Directions for this task: Output the lines that follow exactly as they are.

-- START OF Material supplied --

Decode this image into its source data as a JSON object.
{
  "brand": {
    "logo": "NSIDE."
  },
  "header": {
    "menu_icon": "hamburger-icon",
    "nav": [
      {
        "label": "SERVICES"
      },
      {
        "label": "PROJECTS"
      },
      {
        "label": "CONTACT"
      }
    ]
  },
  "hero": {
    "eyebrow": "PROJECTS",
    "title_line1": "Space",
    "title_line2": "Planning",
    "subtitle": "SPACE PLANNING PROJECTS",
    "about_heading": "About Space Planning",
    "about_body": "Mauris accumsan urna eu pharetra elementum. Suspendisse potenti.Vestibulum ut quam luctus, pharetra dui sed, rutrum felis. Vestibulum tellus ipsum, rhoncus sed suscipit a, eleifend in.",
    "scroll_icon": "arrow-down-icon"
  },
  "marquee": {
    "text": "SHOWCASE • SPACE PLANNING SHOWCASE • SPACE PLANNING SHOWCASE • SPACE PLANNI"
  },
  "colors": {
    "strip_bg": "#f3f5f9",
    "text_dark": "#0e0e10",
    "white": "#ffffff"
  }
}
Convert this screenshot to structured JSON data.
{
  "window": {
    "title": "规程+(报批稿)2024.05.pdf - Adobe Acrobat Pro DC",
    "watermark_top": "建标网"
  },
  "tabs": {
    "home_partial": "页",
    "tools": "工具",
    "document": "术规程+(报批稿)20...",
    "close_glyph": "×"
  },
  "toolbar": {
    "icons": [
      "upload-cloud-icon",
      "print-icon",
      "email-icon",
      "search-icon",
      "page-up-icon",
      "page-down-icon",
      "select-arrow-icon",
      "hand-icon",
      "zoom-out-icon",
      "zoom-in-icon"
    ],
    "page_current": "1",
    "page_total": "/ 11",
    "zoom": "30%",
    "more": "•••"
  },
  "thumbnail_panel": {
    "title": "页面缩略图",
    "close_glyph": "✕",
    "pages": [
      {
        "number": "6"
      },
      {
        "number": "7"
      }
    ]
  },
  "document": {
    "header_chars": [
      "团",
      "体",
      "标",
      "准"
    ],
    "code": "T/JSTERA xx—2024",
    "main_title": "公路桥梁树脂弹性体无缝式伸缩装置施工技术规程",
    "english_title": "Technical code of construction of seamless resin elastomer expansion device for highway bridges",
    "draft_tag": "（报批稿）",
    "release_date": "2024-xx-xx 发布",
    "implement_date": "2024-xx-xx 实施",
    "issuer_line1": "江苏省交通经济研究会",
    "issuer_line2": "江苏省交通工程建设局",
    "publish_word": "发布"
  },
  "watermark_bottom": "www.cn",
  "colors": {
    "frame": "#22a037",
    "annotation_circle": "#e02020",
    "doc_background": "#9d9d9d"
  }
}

-- END OF Material supplied --

Result:
Decode this image into its source data as a JSON object.
{
  "brand": {
    "logo": "NSIDE."
  },
  "header": {
    "menu_icon": "hamburger-icon",
    "nav": [
      {
        "label": "SERVICES"
      },
      {
        "label": "PROJECTS"
      },
      {
        "label": "CONTACT"
      }
    ]
  },
  "hero": {
    "eyebrow": "PROJECTS",
    "title_line1": "Space",
    "title_line2": "Planning",
    "subtitle": "SPACE PLANNING PROJECTS",
    "about_heading": "About Space Planning",
    "about_body": "Mauris accumsan urna eu pharetra elementum. Suspendisse potenti.Vestibulum ut quam luctus, pharetra dui sed, rutrum felis. Vestibulum tellus ipsum, rhoncus sed suscipit a, eleifend in.",
    "scroll_icon": "arrow-down-icon"
  },
  "marquee": {
    "text": "SHOWCASE • SPACE PLANNING SHOWCASE • SPACE PLANNING SHOWCASE • SPACE PLANNI"
  },
  "colors": {
    "strip_bg": "#f3f5f9",
    "text_dark": "#0e0e10",
    "white": "#ffffff"
  }
}
Convert this screenshot to structured JSON data.
{
  "window": {
    "title": "规程+(报批稿)2024.05.pdf - Adobe Acrobat Pro DC",
    "watermark_top": "建标网"
  },
  "tabs": {
    "home_partial": "页",
    "tools": "工具",
    "document": "术规程+(报批稿)20...",
    "close_glyph": "×"
  },
  "toolbar": {
    "icons": [
      "upload-cloud-icon",
      "print-icon",
      "email-icon",
      "search-icon",
      "page-up-icon",
      "page-down-icon",
      "select-arrow-icon",
      "hand-icon",
      "zoom-out-icon",
      "zoom-in-icon"
    ],
    "page_current": "1",
    "page_total": "/ 11",
    "zoom": "30%",
    "more": "•••"
  },
  "thumbnail_panel": {
    "title": "页面缩略图",
    "close_glyph": "✕",
    "pages": [
      {
        "number": "6"
      },
      {
        "number": "7"
      }
    ]
  },
  "document": {
    "header_chars": [
      "团",
      "体",
      "标",
      "准"
    ],
    "code": "T/JSTERA xx—2024",
    "main_title": "公路桥梁树脂弹性体无缝式伸缩装置施工技术规程",
    "english_title": "Technical code of construction of seamless resin elastomer expansion device for highway bridges",
    "draft_tag": "（报批稿）",
    "release_date": "2024-xx-xx 发布",
    "implement_date": "2024-xx-xx 实施",
    "issuer_line1": "江苏省交通经济研究会",
    "issuer_line2": "江苏省交通工程建设局",
    "publish_word": "发布"
  },
  "watermark_bottom": "www.cn",
  "colors": {
    "frame": "#22a037",
    "annotation_circle": "#e02020",
    "doc_background": "#9d9d9d"
  }
}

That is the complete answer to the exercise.